* [Directions for this task]
Check every line of the material below for "name". Give the number of lines that have it, and only that.

* [Rows]
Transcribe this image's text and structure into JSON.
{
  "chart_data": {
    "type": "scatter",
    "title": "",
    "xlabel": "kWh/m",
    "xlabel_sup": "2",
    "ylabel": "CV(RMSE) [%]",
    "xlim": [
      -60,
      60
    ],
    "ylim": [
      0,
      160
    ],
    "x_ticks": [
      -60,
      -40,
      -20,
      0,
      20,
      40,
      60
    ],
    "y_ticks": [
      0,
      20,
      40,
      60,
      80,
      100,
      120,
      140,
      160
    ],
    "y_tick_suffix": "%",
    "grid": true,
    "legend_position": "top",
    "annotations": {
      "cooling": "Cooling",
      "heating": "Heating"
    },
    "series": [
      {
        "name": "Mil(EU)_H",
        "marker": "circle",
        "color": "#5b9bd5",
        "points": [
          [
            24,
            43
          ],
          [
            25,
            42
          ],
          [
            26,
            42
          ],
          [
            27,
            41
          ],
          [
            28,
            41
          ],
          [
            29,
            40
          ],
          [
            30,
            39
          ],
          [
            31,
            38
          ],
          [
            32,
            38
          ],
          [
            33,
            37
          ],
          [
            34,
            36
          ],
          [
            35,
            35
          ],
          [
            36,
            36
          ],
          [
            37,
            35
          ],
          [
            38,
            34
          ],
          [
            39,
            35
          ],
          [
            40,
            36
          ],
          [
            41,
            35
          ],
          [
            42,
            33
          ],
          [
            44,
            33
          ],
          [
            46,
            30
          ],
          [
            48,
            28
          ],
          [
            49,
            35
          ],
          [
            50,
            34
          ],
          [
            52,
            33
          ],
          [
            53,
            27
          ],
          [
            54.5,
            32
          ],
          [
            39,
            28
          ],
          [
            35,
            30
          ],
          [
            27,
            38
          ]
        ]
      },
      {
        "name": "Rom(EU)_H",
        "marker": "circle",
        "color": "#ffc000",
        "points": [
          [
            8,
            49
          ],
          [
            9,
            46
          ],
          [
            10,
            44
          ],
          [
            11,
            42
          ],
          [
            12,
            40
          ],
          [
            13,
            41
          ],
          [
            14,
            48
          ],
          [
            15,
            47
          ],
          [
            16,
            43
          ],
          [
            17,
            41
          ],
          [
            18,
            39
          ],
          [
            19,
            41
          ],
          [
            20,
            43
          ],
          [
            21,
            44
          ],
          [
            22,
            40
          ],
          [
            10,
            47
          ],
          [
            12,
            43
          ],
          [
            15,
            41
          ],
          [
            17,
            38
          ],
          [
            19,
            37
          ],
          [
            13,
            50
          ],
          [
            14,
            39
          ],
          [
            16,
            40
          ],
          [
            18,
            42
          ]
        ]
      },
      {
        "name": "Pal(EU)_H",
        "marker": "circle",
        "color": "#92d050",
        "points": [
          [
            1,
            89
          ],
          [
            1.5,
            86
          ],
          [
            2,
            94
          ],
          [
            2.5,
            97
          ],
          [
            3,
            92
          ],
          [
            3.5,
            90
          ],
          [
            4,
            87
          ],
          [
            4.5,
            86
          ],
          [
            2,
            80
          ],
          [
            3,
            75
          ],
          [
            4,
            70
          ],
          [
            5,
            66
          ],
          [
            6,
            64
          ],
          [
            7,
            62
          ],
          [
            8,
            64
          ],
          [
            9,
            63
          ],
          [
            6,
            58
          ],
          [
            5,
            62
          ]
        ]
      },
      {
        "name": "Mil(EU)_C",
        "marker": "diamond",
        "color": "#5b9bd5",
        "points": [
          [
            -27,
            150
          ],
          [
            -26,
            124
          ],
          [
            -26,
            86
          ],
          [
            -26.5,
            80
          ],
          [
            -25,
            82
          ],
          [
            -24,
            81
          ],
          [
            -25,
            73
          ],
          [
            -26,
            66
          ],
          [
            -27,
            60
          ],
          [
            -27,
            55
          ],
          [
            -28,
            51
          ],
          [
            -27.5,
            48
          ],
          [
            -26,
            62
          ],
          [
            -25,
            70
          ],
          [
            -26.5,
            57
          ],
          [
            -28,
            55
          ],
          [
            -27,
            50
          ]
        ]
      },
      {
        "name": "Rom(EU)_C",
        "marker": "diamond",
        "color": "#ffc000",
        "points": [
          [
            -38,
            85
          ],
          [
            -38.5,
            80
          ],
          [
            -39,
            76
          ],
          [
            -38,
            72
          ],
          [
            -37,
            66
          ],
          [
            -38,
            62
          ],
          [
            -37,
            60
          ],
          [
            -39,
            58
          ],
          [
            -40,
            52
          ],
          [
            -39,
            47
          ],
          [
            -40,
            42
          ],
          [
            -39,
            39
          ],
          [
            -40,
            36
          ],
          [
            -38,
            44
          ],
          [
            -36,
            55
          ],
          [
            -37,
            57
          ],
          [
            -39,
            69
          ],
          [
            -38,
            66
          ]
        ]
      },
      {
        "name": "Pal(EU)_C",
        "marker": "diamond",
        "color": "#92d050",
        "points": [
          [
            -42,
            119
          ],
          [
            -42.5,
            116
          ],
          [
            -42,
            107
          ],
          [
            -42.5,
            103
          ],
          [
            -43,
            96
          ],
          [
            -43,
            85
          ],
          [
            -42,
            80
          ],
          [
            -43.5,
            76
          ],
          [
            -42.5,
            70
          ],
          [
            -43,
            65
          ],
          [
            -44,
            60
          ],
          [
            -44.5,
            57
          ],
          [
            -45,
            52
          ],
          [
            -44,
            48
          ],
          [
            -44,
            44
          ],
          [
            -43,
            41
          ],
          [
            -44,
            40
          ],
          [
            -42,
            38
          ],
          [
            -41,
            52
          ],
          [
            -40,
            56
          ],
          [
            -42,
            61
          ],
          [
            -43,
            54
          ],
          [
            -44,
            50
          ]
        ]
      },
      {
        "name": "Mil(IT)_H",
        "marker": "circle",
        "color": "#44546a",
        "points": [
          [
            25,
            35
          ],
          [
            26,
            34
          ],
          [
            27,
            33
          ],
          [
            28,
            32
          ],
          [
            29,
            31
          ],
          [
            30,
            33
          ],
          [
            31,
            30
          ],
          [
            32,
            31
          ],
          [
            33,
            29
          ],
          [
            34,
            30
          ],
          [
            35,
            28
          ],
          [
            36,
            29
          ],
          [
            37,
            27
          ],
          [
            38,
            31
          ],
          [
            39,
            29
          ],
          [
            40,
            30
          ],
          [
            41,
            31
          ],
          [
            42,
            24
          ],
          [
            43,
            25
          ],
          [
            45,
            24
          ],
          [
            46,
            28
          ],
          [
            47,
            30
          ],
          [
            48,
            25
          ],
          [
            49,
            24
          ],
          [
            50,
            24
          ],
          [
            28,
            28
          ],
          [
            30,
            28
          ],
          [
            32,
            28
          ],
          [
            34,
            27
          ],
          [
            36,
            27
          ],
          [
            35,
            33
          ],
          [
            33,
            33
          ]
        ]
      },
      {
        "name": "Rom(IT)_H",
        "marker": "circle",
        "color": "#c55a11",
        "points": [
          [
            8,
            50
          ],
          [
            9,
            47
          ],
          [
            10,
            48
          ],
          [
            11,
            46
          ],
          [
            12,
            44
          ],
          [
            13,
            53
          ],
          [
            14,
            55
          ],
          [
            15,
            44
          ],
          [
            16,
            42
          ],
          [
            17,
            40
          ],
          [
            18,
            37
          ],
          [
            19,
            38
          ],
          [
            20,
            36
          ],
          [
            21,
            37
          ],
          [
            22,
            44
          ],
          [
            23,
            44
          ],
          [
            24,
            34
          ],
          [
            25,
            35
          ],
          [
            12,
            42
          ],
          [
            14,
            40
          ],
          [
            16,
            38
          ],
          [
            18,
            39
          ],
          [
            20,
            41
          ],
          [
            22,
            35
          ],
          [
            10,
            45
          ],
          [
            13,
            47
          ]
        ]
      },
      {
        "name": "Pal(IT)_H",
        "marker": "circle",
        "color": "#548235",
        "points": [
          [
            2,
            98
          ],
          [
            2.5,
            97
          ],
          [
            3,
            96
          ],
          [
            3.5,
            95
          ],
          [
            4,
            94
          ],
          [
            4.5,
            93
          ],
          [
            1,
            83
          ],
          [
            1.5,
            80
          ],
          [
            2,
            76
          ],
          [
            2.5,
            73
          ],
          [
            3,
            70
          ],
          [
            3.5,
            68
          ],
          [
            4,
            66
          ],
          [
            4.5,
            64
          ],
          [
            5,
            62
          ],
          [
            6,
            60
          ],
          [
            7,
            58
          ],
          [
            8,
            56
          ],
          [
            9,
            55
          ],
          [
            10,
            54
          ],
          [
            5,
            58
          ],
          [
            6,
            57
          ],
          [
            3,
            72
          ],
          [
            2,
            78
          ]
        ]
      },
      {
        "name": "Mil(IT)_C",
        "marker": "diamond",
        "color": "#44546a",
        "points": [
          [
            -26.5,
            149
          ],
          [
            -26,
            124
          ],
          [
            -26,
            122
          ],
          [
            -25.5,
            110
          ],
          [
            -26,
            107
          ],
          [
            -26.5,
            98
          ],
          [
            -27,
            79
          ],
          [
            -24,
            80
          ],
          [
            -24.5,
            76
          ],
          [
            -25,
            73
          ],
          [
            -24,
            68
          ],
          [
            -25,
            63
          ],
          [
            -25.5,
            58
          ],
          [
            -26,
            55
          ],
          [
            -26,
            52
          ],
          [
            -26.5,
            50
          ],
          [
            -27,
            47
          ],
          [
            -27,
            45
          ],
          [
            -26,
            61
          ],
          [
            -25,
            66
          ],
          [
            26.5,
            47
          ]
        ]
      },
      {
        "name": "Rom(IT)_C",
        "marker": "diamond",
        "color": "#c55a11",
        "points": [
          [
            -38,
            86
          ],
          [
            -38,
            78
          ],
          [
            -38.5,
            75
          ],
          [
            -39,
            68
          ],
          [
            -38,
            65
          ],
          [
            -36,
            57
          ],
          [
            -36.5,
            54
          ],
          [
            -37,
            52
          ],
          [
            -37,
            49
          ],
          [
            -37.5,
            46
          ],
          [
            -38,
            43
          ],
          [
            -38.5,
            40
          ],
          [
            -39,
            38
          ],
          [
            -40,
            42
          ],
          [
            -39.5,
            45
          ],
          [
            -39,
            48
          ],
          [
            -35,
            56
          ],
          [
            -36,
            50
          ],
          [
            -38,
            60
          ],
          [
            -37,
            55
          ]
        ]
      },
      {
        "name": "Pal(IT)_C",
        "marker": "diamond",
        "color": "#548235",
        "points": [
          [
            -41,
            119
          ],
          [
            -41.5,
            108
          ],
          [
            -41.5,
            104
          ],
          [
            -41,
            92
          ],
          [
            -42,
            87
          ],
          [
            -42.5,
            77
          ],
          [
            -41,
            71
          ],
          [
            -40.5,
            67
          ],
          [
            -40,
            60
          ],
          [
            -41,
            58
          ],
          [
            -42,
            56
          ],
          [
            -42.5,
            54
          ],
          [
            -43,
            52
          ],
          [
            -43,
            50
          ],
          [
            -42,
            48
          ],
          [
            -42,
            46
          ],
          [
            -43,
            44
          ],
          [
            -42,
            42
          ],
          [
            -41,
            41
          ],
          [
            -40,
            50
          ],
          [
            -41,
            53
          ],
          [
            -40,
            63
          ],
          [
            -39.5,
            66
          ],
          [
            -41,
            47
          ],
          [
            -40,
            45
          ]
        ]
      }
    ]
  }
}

* [Expected output]
12